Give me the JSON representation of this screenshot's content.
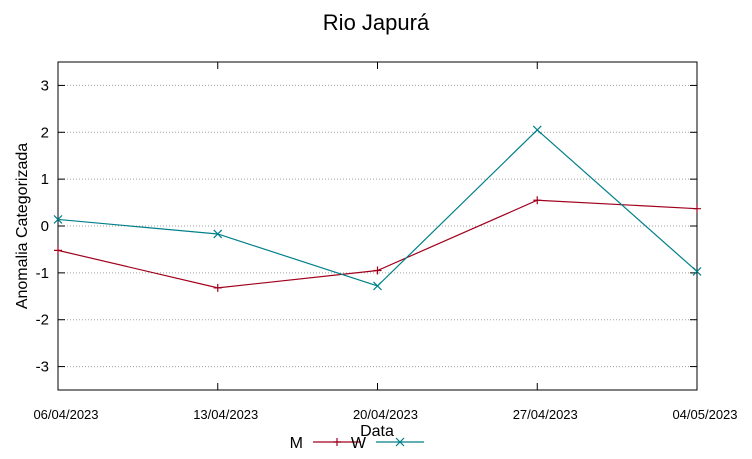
{
  "chart_data": {
    "type": "line",
    "title": "Rio Japurá",
    "xlabel": "Data",
    "ylabel": "Anomalia Categorizada",
    "categories": [
      "06/04/2023",
      "13/04/2023",
      "20/04/2023",
      "27/04/2023",
      "04/05/2023"
    ],
    "ylim": [
      -3.5,
      3.5
    ],
    "yticks": [
      3,
      2,
      1,
      0,
      -1,
      -2,
      -3
    ],
    "grid": true,
    "legend_position": "bottom-center",
    "series": [
      {
        "name": "M",
        "color": "#a0001c",
        "marker": "plus",
        "values": [
          -0.52,
          -1.32,
          -0.95,
          0.55,
          0.37
        ]
      },
      {
        "name": "W",
        "color": "#00808a",
        "marker": "cross",
        "values": [
          0.14,
          -0.17,
          -1.28,
          2.05,
          -0.97
        ]
      }
    ]
  }
}
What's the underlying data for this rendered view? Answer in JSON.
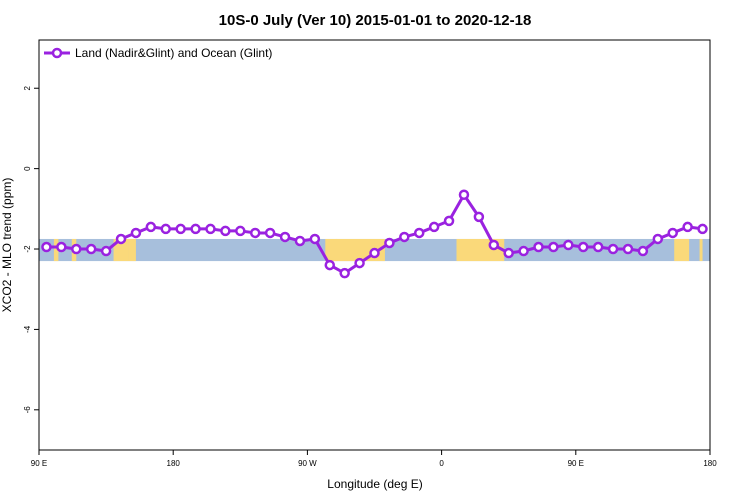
****
### Task directions
Reproduce every entry word for word, but skip any pictures.

### Response
Give me the JSON representation of this screenshot's content.
{
  "chart_data": {
    "type": "line",
    "title": "Rio Japurá",
    "xlabel": "Data",
    "ylabel": "Anomalia Categorizada",
    "categories": [
      "06/04/2023",
      "13/04/2023",
      "20/04/2023",
      "27/04/2023",
      "04/05/2023"
    ],
    "ylim": [
      -3.5,
      3.5
    ],
    "yticks": [
      3,
      2,
      1,
      0,
      -1,
      -2,
      -3
    ],
    "grid": true,
    "legend_position": "bottom-center",
    "series": [
      {
        "name": "M",
        "color": "#a0001c",
        "marker": "plus",
        "values": [
          -0.52,
          -1.32,
          -0.95,
          0.55,
          0.37
        ]
      },
      {
        "name": "W",
        "color": "#00808a",
        "marker": "cross",
        "values": [
          0.14,
          -0.17,
          -1.28,
          2.05,
          -0.97
        ]
      }
    ]
  }
}
What's the underlying data for this rendered view? Answer in JSON.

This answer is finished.